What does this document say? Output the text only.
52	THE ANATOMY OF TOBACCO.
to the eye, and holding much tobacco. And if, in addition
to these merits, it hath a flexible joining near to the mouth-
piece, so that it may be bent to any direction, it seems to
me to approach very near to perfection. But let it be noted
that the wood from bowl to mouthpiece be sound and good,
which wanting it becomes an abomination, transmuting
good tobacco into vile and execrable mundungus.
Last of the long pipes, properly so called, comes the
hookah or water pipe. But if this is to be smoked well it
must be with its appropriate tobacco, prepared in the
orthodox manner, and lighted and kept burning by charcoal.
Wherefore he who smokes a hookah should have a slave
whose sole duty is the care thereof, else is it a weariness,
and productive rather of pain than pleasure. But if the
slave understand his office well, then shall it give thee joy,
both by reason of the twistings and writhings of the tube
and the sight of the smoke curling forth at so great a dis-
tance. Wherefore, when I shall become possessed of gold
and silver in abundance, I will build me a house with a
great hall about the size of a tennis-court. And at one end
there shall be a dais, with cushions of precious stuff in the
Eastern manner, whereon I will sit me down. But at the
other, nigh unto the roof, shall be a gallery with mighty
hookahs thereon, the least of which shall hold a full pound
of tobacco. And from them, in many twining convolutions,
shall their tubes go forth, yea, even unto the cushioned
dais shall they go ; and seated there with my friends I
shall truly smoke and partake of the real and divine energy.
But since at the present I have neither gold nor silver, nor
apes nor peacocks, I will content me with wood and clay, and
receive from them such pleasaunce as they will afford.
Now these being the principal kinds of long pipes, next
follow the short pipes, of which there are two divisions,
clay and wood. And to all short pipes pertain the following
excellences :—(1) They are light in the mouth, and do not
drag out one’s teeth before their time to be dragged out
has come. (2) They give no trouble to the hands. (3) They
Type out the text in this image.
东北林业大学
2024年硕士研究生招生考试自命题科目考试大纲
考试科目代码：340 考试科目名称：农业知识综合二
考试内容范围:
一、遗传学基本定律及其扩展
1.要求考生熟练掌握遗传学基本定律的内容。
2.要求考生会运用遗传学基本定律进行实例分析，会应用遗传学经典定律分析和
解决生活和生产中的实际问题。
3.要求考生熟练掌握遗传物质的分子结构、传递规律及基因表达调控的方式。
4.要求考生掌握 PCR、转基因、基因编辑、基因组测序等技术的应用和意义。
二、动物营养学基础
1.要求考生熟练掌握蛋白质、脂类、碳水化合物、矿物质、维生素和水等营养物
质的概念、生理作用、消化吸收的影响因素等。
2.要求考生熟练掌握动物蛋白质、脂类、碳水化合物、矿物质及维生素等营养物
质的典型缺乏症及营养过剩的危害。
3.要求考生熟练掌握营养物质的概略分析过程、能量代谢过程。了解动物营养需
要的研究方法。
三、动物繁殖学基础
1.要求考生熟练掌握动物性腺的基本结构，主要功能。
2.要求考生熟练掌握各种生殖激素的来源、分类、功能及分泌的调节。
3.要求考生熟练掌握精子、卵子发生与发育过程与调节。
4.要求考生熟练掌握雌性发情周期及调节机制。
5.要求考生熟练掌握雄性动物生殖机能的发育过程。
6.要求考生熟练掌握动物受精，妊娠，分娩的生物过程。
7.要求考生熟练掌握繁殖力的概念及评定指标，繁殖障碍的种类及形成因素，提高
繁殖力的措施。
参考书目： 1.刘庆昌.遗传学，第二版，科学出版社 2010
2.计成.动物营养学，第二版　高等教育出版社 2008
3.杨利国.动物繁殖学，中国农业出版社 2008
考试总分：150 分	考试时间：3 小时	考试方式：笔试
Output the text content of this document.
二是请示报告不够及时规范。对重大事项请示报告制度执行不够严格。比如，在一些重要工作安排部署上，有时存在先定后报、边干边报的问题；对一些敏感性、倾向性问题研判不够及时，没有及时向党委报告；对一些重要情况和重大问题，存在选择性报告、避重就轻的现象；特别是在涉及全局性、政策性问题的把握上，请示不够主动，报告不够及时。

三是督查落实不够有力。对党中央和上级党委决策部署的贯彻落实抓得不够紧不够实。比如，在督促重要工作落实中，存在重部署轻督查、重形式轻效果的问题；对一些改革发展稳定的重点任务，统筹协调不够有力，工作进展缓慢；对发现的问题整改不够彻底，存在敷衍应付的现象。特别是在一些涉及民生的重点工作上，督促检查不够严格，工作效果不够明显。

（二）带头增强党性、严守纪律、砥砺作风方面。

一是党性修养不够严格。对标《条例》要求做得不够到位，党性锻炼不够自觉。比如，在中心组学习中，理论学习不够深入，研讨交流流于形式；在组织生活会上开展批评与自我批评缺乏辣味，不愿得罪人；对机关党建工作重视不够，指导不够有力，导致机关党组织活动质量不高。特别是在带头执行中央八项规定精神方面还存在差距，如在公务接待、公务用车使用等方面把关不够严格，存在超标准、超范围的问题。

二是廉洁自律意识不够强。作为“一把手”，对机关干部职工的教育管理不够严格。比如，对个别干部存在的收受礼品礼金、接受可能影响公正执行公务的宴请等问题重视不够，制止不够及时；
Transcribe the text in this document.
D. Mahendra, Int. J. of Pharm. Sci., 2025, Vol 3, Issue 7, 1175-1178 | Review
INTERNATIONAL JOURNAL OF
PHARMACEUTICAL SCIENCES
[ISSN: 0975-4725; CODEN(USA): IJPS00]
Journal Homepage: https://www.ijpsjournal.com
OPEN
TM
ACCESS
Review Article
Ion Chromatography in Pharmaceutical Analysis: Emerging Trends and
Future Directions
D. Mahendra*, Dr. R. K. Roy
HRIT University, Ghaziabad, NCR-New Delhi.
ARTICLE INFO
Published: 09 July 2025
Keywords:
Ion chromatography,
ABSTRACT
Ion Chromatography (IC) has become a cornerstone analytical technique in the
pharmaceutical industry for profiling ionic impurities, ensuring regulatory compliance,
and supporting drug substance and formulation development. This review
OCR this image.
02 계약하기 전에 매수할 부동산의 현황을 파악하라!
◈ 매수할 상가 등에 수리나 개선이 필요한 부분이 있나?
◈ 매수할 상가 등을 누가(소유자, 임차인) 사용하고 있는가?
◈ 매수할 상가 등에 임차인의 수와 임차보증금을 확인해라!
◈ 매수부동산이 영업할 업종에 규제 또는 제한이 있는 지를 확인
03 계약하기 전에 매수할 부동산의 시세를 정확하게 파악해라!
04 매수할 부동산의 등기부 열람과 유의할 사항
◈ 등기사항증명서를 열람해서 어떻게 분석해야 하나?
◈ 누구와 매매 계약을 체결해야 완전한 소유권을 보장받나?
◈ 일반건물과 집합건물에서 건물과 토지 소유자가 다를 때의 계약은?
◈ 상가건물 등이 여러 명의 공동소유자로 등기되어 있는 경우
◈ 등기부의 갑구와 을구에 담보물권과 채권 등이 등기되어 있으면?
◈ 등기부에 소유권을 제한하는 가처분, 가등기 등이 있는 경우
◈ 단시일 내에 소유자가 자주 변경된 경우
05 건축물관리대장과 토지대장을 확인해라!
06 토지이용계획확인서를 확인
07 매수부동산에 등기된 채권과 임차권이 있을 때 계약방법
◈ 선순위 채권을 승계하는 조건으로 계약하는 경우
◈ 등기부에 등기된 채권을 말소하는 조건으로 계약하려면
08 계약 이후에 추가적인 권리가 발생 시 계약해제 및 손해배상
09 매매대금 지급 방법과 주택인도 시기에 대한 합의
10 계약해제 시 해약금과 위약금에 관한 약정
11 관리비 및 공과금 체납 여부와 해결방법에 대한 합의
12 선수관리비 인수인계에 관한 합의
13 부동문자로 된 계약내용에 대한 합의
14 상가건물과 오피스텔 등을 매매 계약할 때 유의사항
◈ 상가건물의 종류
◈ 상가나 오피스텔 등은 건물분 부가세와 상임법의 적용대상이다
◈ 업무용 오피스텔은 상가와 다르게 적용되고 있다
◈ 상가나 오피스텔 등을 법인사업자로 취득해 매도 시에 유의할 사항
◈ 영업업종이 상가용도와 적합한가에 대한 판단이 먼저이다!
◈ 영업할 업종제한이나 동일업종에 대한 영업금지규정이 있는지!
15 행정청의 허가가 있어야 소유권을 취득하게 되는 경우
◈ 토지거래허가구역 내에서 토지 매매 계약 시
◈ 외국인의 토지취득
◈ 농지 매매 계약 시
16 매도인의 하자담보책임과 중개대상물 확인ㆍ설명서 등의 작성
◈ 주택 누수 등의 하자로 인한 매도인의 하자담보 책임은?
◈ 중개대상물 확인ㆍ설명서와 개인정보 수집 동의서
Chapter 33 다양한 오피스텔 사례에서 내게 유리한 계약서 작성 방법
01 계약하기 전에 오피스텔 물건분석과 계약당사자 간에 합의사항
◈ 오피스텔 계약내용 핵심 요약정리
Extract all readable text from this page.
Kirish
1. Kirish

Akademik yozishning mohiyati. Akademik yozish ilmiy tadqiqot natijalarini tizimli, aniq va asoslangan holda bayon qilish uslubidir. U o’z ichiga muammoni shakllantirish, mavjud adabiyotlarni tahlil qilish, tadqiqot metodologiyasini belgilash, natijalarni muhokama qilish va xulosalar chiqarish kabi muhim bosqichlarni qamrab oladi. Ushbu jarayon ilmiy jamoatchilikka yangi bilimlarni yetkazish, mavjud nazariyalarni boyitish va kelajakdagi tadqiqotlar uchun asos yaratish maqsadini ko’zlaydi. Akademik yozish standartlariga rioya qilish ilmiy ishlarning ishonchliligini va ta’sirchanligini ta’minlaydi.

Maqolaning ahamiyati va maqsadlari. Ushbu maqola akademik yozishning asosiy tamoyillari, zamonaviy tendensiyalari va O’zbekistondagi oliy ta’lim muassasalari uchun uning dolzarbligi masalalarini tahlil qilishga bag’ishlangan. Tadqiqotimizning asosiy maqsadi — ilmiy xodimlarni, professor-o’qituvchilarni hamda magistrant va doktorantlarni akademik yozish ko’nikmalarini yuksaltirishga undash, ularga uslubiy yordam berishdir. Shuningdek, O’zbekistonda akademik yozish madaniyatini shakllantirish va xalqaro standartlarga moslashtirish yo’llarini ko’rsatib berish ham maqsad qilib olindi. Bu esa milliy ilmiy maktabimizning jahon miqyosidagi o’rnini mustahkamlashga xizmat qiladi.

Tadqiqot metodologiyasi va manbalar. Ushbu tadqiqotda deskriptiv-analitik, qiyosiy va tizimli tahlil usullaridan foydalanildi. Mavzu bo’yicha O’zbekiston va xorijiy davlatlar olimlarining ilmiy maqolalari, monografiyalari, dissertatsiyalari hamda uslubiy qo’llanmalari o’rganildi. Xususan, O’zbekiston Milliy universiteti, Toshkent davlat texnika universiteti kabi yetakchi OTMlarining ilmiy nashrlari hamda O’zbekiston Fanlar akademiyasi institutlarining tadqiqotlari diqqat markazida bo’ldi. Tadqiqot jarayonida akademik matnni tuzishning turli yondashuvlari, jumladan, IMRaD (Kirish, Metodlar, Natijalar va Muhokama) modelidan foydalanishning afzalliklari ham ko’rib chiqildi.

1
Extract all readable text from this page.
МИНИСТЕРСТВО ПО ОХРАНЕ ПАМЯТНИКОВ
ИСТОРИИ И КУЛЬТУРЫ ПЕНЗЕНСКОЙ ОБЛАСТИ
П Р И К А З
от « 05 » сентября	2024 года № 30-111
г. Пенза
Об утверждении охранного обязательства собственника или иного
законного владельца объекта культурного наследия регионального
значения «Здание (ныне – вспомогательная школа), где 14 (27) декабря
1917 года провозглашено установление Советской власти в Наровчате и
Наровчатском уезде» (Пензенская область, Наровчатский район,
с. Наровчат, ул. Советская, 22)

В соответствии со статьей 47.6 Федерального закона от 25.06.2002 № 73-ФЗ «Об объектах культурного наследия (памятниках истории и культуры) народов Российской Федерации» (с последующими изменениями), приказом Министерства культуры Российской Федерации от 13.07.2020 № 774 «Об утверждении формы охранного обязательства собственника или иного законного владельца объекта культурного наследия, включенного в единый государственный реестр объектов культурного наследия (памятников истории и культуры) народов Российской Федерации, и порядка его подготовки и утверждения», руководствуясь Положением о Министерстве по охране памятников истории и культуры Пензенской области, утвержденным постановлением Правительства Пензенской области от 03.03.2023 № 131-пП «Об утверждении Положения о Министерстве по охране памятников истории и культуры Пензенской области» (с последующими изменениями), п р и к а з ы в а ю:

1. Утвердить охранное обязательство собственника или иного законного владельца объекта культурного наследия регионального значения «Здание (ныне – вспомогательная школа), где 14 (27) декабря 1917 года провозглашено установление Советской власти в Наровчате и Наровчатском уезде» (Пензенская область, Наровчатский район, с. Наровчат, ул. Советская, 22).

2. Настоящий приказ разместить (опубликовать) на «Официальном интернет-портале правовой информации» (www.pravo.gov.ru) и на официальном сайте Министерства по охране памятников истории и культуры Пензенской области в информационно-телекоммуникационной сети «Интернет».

○ ○ ○ ○ ○ ○ ○

AIM:
Find the lines holding "Советской" and list every one.

RESPONSE:
1917 года провозглашено установление Советской власти в Наровчате и
1. Утвердить охранное обязательство собственника или иного законного владельца объекта культурного наследия регионального значения «Здание (ныне – вспомогательная школа), где 14 (27) декабря 1917 года провозглашено установление Советской власти в Наровчате и Наровчатском уезде» (Пензенская область, Наровчатский район, с. Наровчат, ул. Советская, 22).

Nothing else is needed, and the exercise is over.